## Exercise instructions
Go through the entries below and collect each line with the string "Nama" in it.

(Dataset entries)
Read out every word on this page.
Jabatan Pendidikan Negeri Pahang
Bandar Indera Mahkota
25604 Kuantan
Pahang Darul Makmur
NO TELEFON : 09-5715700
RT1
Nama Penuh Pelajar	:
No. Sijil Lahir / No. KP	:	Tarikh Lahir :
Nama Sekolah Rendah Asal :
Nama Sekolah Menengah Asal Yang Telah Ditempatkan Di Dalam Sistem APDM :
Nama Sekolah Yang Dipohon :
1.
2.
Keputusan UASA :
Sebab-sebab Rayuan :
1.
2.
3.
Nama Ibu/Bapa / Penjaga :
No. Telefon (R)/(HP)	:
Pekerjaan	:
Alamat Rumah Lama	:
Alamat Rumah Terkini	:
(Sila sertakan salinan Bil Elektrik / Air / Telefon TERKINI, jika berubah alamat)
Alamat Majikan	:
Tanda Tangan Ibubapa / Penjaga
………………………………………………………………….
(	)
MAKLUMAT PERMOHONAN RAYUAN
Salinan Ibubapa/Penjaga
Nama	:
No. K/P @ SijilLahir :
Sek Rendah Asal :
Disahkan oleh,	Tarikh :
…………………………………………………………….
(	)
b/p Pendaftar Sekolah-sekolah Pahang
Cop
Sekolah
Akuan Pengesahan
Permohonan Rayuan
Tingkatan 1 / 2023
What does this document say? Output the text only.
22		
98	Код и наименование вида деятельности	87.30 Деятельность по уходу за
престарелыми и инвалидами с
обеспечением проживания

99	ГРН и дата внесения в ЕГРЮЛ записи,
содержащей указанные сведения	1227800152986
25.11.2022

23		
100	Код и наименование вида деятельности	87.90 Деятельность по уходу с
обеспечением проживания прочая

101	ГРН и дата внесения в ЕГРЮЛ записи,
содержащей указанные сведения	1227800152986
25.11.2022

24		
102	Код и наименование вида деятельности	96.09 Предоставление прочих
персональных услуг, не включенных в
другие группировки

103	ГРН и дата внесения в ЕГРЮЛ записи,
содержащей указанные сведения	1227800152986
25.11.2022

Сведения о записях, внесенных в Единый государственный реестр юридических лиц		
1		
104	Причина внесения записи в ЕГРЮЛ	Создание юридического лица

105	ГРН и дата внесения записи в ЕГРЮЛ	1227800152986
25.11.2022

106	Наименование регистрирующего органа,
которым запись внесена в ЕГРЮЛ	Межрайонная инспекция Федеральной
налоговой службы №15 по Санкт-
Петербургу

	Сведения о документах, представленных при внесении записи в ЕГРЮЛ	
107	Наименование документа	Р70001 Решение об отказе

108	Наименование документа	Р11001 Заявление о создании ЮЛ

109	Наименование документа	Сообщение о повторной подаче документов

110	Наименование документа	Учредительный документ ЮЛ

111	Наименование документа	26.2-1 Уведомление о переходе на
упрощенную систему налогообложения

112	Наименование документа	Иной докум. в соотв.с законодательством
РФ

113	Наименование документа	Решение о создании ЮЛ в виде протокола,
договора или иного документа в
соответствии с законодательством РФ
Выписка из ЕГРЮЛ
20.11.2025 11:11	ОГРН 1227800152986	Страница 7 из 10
==
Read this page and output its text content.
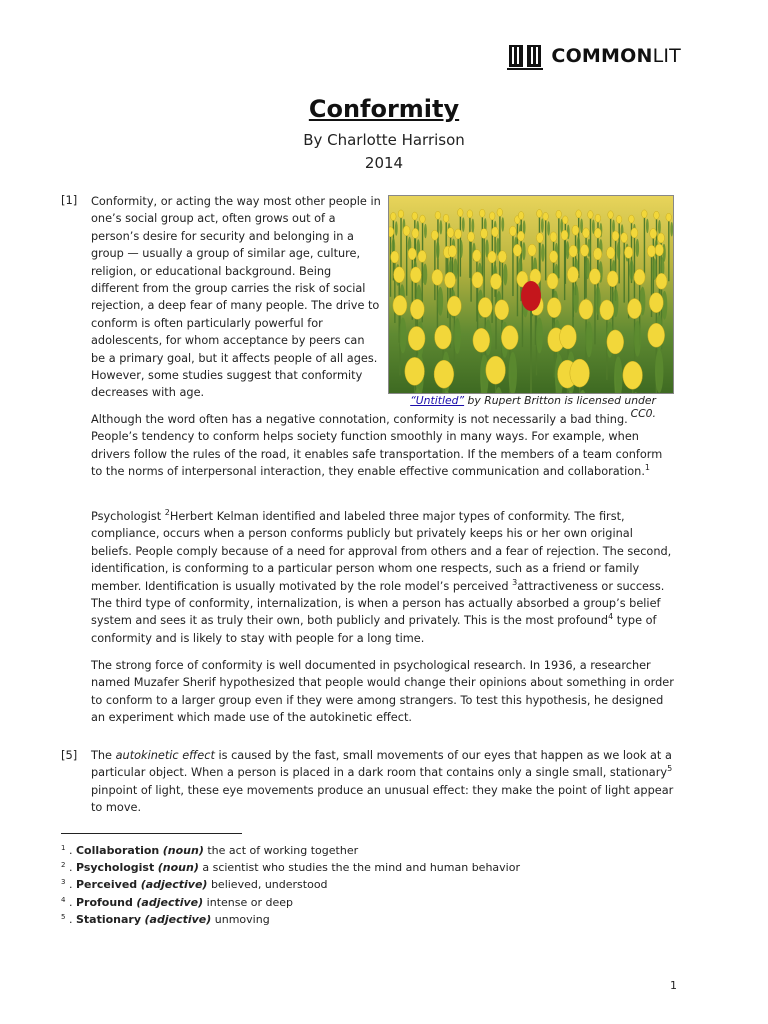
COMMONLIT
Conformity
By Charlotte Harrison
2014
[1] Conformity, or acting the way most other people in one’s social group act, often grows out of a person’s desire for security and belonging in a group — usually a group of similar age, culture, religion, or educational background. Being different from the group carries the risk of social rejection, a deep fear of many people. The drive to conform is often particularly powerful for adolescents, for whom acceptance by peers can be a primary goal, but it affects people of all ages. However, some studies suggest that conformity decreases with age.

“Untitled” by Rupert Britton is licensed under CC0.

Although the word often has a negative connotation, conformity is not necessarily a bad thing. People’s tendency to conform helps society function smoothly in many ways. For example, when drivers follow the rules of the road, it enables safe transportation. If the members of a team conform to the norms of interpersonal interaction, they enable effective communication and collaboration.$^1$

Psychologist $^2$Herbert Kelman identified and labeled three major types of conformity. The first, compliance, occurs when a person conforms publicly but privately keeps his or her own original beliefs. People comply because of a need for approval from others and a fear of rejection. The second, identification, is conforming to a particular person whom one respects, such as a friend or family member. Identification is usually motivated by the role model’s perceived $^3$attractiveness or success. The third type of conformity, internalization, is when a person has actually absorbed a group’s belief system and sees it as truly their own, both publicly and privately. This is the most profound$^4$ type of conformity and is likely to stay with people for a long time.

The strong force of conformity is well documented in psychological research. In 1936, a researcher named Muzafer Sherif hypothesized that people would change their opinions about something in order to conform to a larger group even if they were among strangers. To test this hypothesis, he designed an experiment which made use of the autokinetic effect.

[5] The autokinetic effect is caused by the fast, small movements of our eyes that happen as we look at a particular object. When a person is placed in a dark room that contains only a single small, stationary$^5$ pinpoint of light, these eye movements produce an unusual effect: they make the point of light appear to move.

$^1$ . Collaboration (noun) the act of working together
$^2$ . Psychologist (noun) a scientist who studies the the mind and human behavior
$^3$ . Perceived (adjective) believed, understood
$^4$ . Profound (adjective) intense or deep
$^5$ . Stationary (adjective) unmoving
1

## The answer
Nama Penuh Pelajar	:
Nama Sekolah Rendah Asal :
Nama Sekolah Menengah Asal Yang Telah Ditempatkan Di Dalam Sistem APDM :
Nama Sekolah Yang Dipohon :
Nama Ibu/Bapa / Penjaga :
Nama	:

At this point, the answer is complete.